Set problem
Only the number is wanted: how many lines in the data contain "сидел"?

══ Supplied material ══

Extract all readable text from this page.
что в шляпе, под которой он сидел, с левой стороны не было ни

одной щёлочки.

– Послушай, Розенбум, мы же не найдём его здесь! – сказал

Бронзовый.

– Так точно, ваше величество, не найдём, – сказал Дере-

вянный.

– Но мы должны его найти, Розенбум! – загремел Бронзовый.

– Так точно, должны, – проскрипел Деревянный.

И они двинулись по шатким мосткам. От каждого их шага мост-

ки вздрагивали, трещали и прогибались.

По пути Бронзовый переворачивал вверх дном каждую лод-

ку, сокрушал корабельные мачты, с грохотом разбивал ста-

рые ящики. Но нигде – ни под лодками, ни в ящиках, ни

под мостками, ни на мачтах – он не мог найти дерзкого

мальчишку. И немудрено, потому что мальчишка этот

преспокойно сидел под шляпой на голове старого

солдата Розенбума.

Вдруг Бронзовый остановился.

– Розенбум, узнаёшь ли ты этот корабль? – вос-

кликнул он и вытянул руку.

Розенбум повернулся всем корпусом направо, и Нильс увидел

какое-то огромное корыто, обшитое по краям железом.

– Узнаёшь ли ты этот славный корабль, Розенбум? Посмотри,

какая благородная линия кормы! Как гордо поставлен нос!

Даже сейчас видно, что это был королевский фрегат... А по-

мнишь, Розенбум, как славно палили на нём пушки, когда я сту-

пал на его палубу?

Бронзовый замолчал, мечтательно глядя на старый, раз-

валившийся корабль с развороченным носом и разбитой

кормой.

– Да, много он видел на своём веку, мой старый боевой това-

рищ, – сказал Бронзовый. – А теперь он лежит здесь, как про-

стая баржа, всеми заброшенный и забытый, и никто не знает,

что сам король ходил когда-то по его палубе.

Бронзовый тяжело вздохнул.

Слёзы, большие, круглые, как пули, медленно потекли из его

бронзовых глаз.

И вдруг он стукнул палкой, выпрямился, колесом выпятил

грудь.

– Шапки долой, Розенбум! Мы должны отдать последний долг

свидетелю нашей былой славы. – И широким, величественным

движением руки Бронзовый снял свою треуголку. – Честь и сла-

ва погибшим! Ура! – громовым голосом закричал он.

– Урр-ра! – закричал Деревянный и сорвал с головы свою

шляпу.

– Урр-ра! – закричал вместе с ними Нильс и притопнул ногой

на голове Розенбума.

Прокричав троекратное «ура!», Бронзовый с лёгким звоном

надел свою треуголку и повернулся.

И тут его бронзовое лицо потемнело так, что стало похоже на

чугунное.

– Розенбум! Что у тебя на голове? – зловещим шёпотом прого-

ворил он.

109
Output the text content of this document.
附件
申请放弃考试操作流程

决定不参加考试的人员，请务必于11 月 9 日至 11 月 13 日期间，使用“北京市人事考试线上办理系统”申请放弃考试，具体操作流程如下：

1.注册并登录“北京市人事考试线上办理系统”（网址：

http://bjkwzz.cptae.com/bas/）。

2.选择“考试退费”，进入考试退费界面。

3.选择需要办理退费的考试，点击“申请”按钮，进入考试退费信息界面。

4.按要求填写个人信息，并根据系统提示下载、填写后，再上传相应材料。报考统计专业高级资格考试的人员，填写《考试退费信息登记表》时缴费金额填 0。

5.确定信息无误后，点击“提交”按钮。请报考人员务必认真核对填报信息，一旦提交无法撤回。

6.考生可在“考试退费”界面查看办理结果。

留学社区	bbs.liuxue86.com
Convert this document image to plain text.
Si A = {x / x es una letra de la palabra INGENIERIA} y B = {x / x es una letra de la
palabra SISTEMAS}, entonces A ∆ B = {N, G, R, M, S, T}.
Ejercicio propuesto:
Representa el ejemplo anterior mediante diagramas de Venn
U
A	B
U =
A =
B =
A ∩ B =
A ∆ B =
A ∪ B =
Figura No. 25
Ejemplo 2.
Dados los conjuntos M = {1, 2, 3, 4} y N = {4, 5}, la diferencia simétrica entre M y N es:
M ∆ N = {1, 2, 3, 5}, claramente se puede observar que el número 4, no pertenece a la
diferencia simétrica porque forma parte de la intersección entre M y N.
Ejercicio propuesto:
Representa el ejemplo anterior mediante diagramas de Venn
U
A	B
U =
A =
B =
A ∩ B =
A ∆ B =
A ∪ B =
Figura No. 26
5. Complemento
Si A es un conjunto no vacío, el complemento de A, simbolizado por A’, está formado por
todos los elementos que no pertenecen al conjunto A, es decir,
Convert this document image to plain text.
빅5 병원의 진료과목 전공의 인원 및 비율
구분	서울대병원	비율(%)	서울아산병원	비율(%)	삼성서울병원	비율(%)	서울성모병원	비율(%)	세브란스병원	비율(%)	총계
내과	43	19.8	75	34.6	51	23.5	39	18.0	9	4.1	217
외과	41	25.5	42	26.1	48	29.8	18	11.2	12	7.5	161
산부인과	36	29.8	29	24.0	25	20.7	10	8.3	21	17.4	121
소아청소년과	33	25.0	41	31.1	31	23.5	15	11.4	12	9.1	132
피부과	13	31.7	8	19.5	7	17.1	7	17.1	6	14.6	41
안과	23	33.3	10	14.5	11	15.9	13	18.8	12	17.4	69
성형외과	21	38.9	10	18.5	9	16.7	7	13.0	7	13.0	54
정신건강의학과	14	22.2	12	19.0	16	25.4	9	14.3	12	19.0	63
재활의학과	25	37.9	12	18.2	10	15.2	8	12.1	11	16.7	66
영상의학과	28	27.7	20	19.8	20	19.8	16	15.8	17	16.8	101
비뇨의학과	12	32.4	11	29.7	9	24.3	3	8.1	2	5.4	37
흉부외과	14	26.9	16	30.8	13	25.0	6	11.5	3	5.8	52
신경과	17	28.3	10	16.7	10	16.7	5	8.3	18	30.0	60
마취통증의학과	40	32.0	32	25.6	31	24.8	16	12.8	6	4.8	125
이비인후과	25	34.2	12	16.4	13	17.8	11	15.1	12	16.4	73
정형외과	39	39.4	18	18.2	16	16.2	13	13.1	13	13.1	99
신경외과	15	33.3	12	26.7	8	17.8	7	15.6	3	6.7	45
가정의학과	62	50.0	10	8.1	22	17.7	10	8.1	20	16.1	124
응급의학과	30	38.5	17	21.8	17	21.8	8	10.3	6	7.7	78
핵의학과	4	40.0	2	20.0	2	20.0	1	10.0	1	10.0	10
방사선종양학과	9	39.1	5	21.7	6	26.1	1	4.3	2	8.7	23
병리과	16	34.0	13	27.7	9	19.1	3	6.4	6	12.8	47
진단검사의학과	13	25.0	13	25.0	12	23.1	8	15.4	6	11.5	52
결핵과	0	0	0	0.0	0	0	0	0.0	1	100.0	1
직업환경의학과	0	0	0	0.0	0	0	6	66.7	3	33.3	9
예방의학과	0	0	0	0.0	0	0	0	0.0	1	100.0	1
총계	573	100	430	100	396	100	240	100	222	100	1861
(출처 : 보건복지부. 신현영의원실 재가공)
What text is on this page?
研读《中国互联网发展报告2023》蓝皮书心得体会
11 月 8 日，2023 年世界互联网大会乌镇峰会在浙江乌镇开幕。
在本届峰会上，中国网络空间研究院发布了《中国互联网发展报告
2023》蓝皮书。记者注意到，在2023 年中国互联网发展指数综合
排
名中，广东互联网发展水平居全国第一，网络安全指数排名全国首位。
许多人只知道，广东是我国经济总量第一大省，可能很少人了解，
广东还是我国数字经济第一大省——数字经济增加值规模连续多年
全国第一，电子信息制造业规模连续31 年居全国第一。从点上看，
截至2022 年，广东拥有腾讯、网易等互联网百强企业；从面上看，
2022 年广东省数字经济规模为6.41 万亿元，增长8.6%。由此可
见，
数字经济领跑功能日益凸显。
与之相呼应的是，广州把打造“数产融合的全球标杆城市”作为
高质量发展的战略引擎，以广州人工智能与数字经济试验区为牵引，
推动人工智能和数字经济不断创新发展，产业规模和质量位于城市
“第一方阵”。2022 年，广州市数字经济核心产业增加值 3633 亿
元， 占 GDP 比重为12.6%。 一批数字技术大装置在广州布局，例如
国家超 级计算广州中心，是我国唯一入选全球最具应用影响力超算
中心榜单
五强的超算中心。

═══

Answer for the task
2